DIRECTIONS:
(1) In the chestnut discussion, rewrite the stretch from "These chestnuts were" through "not a must.", replacing "refrigerated" with "kept cold".
(2) Condense the paragraph of the chestnut discussion that begins "Everyone has their own constraints" into a shorter version that keeps its main facts.

One more thing to consider for future years. I'm presuming the reason you want to time them to produce a radicle in April is because you plan to direct seed them. If I were going to direct seed chestnuts, I think I would plant them in the fall and let nature do the cold stratification. I would think you would get pretty good germination rates if you can control planting depth and provide proper protection. I think some guys who direct seed actually put a couple nuts in the ground for each tree. If more than one nut germinates, the cull all but one. They only need protection from squirrels and such that first winter. Once they germinate you can tube them. Just an alternative to consider.

Thanks,

Jack
 
Jack,

Thanks again. I live a very long way from my property (4500 miles) and can't always be there when I'd like. I was on the property in late December and probably could have direct seeded then but for some reason I have it in my mind that the nuts should be artificially cold stratified and have a radical prior to planting. I may try to direct seed without a radical next year if I can time it correctly.

These chestnuts were ordered from chestnut ridge of pike county and immediately refrigerated. They have not been rehydrated. If I plant them without a radical in April could they still possibly grow? I have enough to experiment here. I may ask my father to stagger the sphagnum and see what works best.
 
Everyone has their own constraints they need to work within. I've been very happy with the condition of chestnuts I've received from Chestnut Ridge. I've had very little mold issues with them compared to nuts I've received from other sources. Hydration is a good practice, but if the nuts did not lose moisture prior to you receiving them it is not a must.

AVAILABLE DATA:
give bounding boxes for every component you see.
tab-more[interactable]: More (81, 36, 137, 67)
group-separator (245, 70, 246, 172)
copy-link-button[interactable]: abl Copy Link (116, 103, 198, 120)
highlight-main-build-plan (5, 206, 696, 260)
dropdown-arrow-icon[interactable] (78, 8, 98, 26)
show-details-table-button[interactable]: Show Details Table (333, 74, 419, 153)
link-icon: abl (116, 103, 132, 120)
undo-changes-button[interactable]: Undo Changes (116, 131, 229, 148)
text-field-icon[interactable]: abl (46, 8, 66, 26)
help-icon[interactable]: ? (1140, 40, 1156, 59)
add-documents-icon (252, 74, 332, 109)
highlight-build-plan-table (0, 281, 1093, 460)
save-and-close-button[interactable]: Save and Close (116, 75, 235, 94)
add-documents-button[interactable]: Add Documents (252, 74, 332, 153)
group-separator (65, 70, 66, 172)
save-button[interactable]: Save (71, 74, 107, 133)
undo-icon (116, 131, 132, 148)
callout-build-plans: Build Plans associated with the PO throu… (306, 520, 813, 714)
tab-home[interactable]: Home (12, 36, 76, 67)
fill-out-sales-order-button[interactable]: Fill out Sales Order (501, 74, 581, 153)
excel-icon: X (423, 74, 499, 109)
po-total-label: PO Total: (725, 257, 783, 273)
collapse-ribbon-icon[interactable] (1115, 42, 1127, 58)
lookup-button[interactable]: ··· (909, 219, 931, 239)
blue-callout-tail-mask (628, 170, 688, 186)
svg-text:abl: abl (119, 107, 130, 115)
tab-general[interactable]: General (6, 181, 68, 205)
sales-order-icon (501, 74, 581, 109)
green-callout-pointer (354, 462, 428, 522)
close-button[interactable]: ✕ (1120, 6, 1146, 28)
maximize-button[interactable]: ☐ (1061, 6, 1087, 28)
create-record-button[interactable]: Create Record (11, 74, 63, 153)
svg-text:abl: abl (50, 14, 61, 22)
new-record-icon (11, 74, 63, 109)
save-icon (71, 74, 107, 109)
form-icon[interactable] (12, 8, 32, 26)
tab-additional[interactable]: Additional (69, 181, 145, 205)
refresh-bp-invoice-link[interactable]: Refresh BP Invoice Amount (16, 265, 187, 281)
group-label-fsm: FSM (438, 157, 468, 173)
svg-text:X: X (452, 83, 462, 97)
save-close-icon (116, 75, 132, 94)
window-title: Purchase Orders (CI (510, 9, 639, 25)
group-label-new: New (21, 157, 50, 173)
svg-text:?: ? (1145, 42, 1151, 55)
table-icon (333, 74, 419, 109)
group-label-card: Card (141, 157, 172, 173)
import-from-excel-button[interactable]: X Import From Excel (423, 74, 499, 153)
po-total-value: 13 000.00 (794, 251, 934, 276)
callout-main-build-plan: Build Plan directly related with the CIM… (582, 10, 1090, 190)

RESPONSES BY TASK:
(1)
These chestnuts were ordered from chestnut ridge of pike county and immediately kept cold. They have not been rehydrated. If I plant them without a radical in April could they still possibly grow? I have enough to experiment here. I may ask my father to stagger the sphagnum and see what works best.
 
Everyone has their own constraints they need to work within. I've been very happy with the condition of chestnuts I've received from Chestnut Ridge. I've had very little mold issues with them compared to nuts I've received from other sources. Hydration is a good practice, but if the nuts did not lose moisture prior to you receiving them it is not a must.

(2) Everyone works within their own constraints. Chestnuts received from Chestnut Ridge have arrived in very good condition and have had far fewer mold problems than nuts from other sources. Hydration is good practice, but it is not essential if the nuts did not lose moisture before they were received.